**Requirement**
Reproduce every line of the material below word for word, without changing anything.

── Provided material

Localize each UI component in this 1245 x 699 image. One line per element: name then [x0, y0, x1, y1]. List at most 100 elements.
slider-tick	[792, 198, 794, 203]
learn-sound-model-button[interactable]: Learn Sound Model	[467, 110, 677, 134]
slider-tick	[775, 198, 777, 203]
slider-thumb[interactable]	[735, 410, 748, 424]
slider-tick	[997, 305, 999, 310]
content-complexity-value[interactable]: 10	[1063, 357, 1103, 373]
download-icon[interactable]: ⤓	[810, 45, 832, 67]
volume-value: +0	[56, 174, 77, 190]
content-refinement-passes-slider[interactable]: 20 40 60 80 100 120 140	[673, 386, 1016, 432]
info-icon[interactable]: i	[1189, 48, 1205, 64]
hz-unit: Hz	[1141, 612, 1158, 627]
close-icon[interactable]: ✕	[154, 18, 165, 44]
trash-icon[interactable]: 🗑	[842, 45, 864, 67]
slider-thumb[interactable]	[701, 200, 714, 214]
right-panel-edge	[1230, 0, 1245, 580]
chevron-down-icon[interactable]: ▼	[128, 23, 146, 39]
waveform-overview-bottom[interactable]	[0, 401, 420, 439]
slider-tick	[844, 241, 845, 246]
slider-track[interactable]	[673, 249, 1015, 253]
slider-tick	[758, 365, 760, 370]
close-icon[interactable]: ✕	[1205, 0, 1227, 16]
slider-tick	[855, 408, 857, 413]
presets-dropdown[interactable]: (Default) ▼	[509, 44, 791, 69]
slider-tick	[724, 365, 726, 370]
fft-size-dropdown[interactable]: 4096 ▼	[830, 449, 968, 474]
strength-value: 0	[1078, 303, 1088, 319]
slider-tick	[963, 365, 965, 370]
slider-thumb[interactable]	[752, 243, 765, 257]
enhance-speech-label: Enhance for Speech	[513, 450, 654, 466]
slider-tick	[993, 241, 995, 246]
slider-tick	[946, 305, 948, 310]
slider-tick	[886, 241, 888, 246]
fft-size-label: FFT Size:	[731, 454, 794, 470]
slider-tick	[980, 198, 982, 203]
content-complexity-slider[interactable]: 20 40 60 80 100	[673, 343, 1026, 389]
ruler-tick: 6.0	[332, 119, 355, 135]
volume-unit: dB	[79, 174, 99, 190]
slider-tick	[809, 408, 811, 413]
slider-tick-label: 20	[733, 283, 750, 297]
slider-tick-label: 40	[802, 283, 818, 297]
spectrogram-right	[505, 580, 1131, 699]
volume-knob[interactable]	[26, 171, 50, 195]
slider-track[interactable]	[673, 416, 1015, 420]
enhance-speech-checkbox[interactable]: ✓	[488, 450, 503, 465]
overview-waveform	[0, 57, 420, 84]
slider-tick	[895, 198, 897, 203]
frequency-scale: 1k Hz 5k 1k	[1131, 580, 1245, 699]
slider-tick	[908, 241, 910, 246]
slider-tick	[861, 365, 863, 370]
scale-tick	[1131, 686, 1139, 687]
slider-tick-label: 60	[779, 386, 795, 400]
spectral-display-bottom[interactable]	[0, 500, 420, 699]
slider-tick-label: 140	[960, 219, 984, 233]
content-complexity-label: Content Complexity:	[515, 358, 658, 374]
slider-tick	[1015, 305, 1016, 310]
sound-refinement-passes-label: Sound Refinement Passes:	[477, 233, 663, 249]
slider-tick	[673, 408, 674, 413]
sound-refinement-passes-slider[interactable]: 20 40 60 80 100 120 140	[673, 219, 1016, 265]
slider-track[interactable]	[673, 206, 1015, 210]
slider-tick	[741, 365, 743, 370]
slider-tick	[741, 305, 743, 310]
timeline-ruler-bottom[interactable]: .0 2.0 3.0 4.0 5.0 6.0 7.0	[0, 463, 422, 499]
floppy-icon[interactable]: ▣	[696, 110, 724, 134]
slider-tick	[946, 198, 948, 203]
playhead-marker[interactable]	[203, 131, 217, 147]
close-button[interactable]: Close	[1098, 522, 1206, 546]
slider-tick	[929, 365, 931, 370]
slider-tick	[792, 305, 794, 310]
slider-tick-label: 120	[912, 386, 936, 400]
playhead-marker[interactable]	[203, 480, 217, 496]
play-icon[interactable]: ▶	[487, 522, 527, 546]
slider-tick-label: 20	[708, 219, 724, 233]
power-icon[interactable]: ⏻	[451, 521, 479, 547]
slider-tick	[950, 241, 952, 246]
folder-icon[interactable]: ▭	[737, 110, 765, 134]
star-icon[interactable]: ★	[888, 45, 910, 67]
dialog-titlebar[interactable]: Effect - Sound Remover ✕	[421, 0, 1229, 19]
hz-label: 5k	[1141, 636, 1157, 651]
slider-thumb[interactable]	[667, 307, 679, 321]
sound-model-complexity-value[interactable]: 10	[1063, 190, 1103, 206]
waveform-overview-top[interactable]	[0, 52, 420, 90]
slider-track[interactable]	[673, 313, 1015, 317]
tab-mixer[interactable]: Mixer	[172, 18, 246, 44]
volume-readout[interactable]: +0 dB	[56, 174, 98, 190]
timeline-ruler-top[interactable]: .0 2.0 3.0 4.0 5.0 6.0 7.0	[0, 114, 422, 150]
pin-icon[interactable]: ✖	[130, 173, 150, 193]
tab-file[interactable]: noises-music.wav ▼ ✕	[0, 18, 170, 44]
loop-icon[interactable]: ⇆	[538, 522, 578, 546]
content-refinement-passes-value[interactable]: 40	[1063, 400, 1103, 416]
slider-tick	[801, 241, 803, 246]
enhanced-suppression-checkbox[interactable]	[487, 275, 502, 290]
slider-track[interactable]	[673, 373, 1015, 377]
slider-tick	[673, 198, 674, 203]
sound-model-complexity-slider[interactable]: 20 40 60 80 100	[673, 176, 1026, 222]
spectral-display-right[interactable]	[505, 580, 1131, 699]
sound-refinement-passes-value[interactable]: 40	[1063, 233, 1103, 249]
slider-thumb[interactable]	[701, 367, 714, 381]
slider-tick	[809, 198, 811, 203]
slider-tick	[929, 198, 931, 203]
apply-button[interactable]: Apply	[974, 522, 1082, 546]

────

**Task result**
Localize each UI component in this 1245 x 699 image. One line per element: name then [x0, y0, x1, y1]. List at most 100 elements.
slider-tick	[792, 198, 794, 203]
learn-sound-model-button[interactable]: Learn Sound Model	[467, 110, 677, 134]
slider-tick	[775, 198, 777, 203]
slider-thumb[interactable]	[735, 410, 748, 424]
slider-tick	[997, 305, 999, 310]
content-complexity-value[interactable]: 10	[1063, 357, 1103, 373]
download-icon[interactable]: ⤓	[810, 45, 832, 67]
volume-value: +0	[56, 174, 77, 190]
content-refinement-passes-slider[interactable]: 20 40 60 80 100 120 140	[673, 386, 1016, 432]
info-icon[interactable]: i	[1189, 48, 1205, 64]
hz-unit: Hz	[1141, 612, 1158, 627]
close-icon[interactable]: ✕	[154, 18, 165, 44]
trash-icon[interactable]: 🗑	[842, 45, 864, 67]
slider-thumb[interactable]	[701, 200, 714, 214]
right-panel-edge	[1230, 0, 1245, 580]
chevron-down-icon[interactable]: ▼	[128, 23, 146, 39]
waveform-overview-bottom[interactable]	[0, 401, 420, 439]
slider-tick	[844, 241, 845, 246]
slider-track[interactable]	[673, 249, 1015, 253]
slider-tick	[758, 365, 760, 370]
close-icon[interactable]: ✕	[1205, 0, 1227, 16]
slider-tick	[855, 408, 857, 413]
presets-dropdown[interactable]: (Default) ▼	[509, 44, 791, 69]
slider-tick	[724, 365, 726, 370]
fft-size-dropdown[interactable]: 4096 ▼	[830, 449, 968, 474]
strength-value: 0	[1078, 303, 1088, 319]
slider-tick	[963, 365, 965, 370]
slider-thumb[interactable]	[752, 243, 765, 257]
enhance-speech-label: Enhance for Speech	[513, 450, 654, 466]
slider-tick	[993, 241, 995, 246]
slider-tick	[946, 305, 948, 310]
slider-tick	[886, 241, 888, 246]
fft-size-label: FFT Size:	[731, 454, 794, 470]
slider-tick	[980, 198, 982, 203]
content-complexity-slider[interactable]: 20 40 60 80 100	[673, 343, 1026, 389]
ruler-tick: 6.0	[332, 119, 355, 135]
volume-unit: dB	[79, 174, 99, 190]
slider-tick	[809, 408, 811, 413]
slider-tick-label: 20	[733, 283, 750, 297]
slider-tick-label: 40	[802, 283, 818, 297]
spectrogram-right	[505, 580, 1131, 699]
volume-knob[interactable]	[26, 171, 50, 195]
slider-track[interactable]	[673, 416, 1015, 420]
enhance-speech-checkbox[interactable]: ✓	[488, 450, 503, 465]
overview-waveform	[0, 57, 420, 84]
slider-tick	[895, 198, 897, 203]
frequency-scale: 1k Hz 5k 1k	[1131, 580, 1245, 699]
slider-tick	[908, 241, 910, 246]
slider-tick	[861, 365, 863, 370]
scale-tick	[1131, 686, 1139, 687]
slider-tick-label: 60	[779, 386, 795, 400]
spectral-display-bottom[interactable]	[0, 500, 420, 699]
slider-tick-label: 140	[960, 219, 984, 233]
content-complexity-label: Content Complexity:	[515, 358, 658, 374]
slider-tick	[1015, 305, 1016, 310]
sound-refinement-passes-label: Sound Refinement Passes:	[477, 233, 663, 249]
slider-tick	[673, 408, 674, 413]
sound-refinement-passes-slider[interactable]: 20 40 60 80 100 120 140	[673, 219, 1016, 265]
slider-track[interactable]	[673, 206, 1015, 210]
slider-tick	[741, 365, 743, 370]
slider-tick	[741, 305, 743, 310]
timeline-ruler-bottom[interactable]: .0 2.0 3.0 4.0 5.0 6.0 7.0	[0, 463, 422, 499]
floppy-icon[interactable]: ▣	[696, 110, 724, 134]
slider-tick	[946, 198, 948, 203]
playhead-marker[interactable]	[203, 131, 217, 147]
close-button[interactable]: Close	[1098, 522, 1206, 546]
slider-tick	[929, 365, 931, 370]
slider-tick	[792, 305, 794, 310]
slider-tick-label: 120	[912, 386, 936, 400]
playhead-marker[interactable]	[203, 480, 217, 496]
play-icon[interactable]: ▶	[487, 522, 527, 546]
slider-tick-label: 20	[708, 219, 724, 233]
power-icon[interactable]: ⏻	[451, 521, 479, 547]
slider-tick	[950, 241, 952, 246]
folder-icon[interactable]: ▭	[737, 110, 765, 134]
star-icon[interactable]: ★	[888, 45, 910, 67]
dialog-titlebar[interactable]: Effect - Sound Remover ✕	[421, 0, 1229, 19]
hz-label: 5k	[1141, 636, 1157, 651]
slider-thumb[interactable]	[667, 307, 679, 321]
sound-model-complexity-value[interactable]: 10	[1063, 190, 1103, 206]
waveform-overview-top[interactable]	[0, 52, 420, 90]
slider-track[interactable]	[673, 313, 1015, 317]
tab-mixer[interactable]: Mixer	[172, 18, 246, 44]
volume-readout[interactable]: +0 dB	[56, 174, 98, 190]
timeline-ruler-top[interactable]: .0 2.0 3.0 4.0 5.0 6.0 7.0	[0, 114, 422, 150]
pin-icon[interactable]: ✖	[130, 173, 150, 193]
tab-file[interactable]: noises-music.wav ▼ ✕	[0, 18, 170, 44]
loop-icon[interactable]: ⇆	[538, 522, 578, 546]
content-refinement-passes-value[interactable]: 40	[1063, 400, 1103, 416]
slider-tick	[801, 241, 803, 246]
enhanced-suppression-checkbox[interactable]	[487, 275, 502, 290]
slider-track[interactable]	[673, 373, 1015, 377]
slider-tick	[673, 198, 674, 203]
sound-model-complexity-slider[interactable]: 20 40 60 80 100	[673, 176, 1026, 222]
spectral-display-right[interactable]	[505, 580, 1131, 699]
sound-refinement-passes-value[interactable]: 40	[1063, 233, 1103, 249]
slider-thumb[interactable]	[701, 367, 714, 381]
slider-tick	[809, 198, 811, 203]
slider-tick	[929, 198, 931, 203]
apply-button[interactable]: Apply	[974, 522, 1082, 546]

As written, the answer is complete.